> Task statement: In full and without alteration, repeat the material.

> Data lines:

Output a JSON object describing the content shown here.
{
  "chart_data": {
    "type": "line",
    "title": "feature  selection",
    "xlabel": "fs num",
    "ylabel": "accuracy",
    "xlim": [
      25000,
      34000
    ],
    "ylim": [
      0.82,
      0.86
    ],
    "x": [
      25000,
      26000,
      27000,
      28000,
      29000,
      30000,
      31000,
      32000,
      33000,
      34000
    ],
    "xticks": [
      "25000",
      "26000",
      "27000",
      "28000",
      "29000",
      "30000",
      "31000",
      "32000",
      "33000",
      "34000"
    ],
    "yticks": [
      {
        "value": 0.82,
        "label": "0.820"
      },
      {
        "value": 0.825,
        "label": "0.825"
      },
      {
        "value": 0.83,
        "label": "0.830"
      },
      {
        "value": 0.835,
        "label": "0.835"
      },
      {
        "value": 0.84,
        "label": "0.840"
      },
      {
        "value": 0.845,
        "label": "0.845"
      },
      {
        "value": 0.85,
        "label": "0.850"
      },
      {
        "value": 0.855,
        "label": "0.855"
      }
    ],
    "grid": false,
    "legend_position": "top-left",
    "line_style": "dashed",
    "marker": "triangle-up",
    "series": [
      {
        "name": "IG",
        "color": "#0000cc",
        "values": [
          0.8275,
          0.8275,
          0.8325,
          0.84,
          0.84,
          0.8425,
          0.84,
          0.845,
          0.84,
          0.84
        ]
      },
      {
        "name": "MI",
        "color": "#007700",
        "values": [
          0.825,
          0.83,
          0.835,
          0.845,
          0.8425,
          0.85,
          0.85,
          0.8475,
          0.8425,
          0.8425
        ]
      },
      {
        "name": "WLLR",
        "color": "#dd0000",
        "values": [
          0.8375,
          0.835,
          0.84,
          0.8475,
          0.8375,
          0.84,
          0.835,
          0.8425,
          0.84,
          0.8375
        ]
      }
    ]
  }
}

> Complete answer:
Output a JSON object describing the content shown here.
{
  "chart_data": {
    "type": "line",
    "title": "feature  selection",
    "xlabel": "fs num",
    "ylabel": "accuracy",
    "xlim": [
      25000,
      34000
    ],
    "ylim": [
      0.82,
      0.86
    ],
    "x": [
      25000,
      26000,
      27000,
      28000,
      29000,
      30000,
      31000,
      32000,
      33000,
      34000
    ],
    "xticks": [
      "25000",
      "26000",
      "27000",
      "28000",
      "29000",
      "30000",
      "31000",
      "32000",
      "33000",
      "34000"
    ],
    "yticks": [
      {
        "value": 0.82,
        "label": "0.820"
      },
      {
        "value": 0.825,
        "label": "0.825"
      },
      {
        "value": 0.83,
        "label": "0.830"
      },
      {
        "value": 0.835,
        "label": "0.835"
      },
      {
        "value": 0.84,
        "label": "0.840"
      },
      {
        "value": 0.845,
        "label": "0.845"
      },
      {
        "value": 0.85,
        "label": "0.850"
      },
      {
        "value": 0.855,
        "label": "0.855"
      }
    ],
    "grid": false,
    "legend_position": "top-left",
    "line_style": "dashed",
    "marker": "triangle-up",
    "series": [
      {
        "name": "IG",
        "color": "#0000cc",
        "values": [
          0.8275,
          0.8275,
          0.8325,
          0.84,
          0.84,
          0.8425,
          0.84,
          0.845,
          0.84,
          0.84
        ]
      },
      {
        "name": "MI",
        "color": "#007700",
        "values": [
          0.825,
          0.83,
          0.835,
          0.845,
          0.8425,
          0.85,
          0.85,
          0.8475,
          0.8425,
          0.8425
        ]
      },
      {
        "name": "WLLR",
        "color": "#dd0000",
        "values": [
          0.8375,
          0.835,
          0.84,
          0.8475,
          0.8375,
          0.84,
          0.835,
          0.8425,
          0.84,
          0.8375
        ]
      }
    ]
  }
}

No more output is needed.